● RECORDS PROVIDED
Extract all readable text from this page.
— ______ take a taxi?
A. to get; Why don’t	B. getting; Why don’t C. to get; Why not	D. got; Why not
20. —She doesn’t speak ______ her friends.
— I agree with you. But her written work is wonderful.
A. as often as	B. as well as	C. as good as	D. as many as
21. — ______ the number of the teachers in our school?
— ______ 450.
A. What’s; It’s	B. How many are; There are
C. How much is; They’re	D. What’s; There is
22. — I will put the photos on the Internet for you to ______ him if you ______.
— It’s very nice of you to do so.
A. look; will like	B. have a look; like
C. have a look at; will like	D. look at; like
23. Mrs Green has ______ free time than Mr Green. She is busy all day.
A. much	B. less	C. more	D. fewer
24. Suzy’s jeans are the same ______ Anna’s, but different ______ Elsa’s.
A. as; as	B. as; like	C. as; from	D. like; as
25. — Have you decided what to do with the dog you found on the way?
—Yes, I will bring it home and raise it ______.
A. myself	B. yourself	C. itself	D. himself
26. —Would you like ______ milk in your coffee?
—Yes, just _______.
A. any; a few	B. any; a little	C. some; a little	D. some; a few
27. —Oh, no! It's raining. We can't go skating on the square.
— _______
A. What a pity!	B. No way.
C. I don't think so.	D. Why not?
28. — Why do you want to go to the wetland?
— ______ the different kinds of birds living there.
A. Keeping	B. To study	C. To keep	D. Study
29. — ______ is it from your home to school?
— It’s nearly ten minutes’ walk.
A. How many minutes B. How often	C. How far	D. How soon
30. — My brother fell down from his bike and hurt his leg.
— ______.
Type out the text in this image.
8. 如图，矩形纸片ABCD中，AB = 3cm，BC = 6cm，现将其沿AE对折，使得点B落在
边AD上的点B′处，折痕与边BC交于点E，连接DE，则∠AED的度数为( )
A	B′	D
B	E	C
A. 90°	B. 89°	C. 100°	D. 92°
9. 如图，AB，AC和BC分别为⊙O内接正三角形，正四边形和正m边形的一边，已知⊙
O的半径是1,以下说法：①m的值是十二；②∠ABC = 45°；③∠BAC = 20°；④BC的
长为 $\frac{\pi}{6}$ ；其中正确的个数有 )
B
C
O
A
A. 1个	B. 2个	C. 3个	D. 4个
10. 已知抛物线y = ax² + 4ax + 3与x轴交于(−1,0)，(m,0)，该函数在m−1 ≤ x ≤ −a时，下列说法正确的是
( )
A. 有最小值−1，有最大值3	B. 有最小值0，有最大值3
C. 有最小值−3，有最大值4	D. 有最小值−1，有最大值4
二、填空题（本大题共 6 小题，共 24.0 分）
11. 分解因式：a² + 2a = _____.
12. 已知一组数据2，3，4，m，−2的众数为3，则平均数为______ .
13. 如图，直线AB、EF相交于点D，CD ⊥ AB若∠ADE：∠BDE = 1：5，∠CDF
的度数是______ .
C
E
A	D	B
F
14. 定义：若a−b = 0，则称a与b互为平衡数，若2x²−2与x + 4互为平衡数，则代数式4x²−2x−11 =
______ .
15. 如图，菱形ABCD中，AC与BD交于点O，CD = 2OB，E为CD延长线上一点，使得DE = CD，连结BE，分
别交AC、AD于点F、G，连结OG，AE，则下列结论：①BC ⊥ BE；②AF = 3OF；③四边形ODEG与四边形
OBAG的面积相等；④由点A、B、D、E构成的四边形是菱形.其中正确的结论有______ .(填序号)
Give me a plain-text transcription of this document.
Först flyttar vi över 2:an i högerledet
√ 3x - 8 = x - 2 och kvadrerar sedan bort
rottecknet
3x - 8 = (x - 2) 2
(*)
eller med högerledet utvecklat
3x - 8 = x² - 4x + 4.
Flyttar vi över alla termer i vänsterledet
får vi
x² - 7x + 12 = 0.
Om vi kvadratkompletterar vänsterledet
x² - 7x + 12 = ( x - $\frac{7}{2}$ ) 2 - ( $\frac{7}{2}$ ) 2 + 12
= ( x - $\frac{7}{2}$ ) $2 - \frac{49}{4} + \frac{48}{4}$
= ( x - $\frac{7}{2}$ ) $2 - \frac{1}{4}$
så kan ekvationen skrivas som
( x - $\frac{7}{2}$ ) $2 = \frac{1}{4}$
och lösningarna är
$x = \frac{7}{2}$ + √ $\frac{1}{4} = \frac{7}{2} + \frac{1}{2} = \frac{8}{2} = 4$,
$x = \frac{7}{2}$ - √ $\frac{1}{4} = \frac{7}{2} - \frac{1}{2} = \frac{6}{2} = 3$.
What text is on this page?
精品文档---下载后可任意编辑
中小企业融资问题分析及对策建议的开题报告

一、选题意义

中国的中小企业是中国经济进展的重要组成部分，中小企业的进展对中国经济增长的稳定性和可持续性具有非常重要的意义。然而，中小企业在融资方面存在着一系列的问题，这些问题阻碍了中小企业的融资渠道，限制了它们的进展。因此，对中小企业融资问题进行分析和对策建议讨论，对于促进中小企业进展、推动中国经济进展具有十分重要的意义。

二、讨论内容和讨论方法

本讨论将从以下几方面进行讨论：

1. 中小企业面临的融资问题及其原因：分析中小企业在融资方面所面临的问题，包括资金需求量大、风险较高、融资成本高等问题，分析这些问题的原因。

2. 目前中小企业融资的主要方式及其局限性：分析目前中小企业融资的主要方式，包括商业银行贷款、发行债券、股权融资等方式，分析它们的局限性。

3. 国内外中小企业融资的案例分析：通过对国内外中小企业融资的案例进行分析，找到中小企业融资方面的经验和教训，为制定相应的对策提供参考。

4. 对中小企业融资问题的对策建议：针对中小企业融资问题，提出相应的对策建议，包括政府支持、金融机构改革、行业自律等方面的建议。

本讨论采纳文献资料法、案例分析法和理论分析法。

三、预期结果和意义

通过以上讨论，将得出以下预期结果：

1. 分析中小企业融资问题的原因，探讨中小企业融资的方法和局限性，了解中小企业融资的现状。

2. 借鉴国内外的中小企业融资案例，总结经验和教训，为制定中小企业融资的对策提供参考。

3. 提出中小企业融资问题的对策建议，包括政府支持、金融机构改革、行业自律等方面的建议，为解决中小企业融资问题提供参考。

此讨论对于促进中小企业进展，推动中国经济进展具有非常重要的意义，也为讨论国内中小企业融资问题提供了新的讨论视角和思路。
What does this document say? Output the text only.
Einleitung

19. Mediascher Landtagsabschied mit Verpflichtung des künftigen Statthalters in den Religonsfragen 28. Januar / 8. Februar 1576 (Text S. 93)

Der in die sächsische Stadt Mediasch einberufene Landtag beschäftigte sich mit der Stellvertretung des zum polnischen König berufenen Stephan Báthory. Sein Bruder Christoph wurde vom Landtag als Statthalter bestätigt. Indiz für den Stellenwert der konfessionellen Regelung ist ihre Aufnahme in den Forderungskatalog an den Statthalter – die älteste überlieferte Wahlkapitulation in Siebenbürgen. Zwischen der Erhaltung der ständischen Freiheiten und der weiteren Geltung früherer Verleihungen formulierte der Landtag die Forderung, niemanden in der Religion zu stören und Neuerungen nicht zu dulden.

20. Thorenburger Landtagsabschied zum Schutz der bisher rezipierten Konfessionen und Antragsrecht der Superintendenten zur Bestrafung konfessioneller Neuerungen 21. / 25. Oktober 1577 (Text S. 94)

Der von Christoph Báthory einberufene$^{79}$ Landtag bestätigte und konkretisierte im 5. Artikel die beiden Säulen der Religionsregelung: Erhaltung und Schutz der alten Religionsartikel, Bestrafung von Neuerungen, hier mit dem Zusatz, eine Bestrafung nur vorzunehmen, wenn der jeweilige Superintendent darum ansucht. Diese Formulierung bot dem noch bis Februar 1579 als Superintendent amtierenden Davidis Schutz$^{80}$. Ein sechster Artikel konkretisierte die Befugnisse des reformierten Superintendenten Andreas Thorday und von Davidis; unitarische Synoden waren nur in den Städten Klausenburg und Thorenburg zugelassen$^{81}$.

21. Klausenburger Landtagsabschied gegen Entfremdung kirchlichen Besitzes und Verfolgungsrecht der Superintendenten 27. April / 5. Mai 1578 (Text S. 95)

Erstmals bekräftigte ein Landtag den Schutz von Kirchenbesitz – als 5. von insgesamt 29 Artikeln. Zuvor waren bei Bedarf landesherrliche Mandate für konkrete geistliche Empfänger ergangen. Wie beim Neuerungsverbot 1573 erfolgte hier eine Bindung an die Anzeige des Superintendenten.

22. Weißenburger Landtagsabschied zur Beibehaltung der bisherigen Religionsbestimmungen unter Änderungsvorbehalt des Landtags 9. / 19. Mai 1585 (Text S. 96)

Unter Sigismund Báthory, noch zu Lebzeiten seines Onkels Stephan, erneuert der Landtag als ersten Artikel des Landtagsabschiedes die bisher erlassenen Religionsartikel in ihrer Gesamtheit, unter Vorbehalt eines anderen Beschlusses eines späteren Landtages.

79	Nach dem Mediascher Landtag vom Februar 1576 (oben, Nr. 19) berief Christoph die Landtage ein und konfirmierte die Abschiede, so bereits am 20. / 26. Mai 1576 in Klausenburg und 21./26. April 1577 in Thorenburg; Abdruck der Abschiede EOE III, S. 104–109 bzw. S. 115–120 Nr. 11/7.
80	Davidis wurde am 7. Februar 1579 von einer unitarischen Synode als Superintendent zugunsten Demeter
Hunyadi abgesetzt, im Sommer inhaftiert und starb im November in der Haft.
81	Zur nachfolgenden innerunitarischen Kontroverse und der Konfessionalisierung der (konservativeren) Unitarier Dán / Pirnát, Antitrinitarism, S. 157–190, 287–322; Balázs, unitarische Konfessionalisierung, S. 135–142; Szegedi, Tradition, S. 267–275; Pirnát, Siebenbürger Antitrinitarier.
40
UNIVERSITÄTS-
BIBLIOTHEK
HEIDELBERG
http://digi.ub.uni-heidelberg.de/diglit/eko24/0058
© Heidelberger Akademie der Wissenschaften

● WHAT IS EXPECTED
Copy each line of the listing that holds the word "minutes".

● RESPONSE TO THIS TASK
— It’s nearly ten minutes’ walk.
A. How many minutes B. How often	C. How far	D. How soon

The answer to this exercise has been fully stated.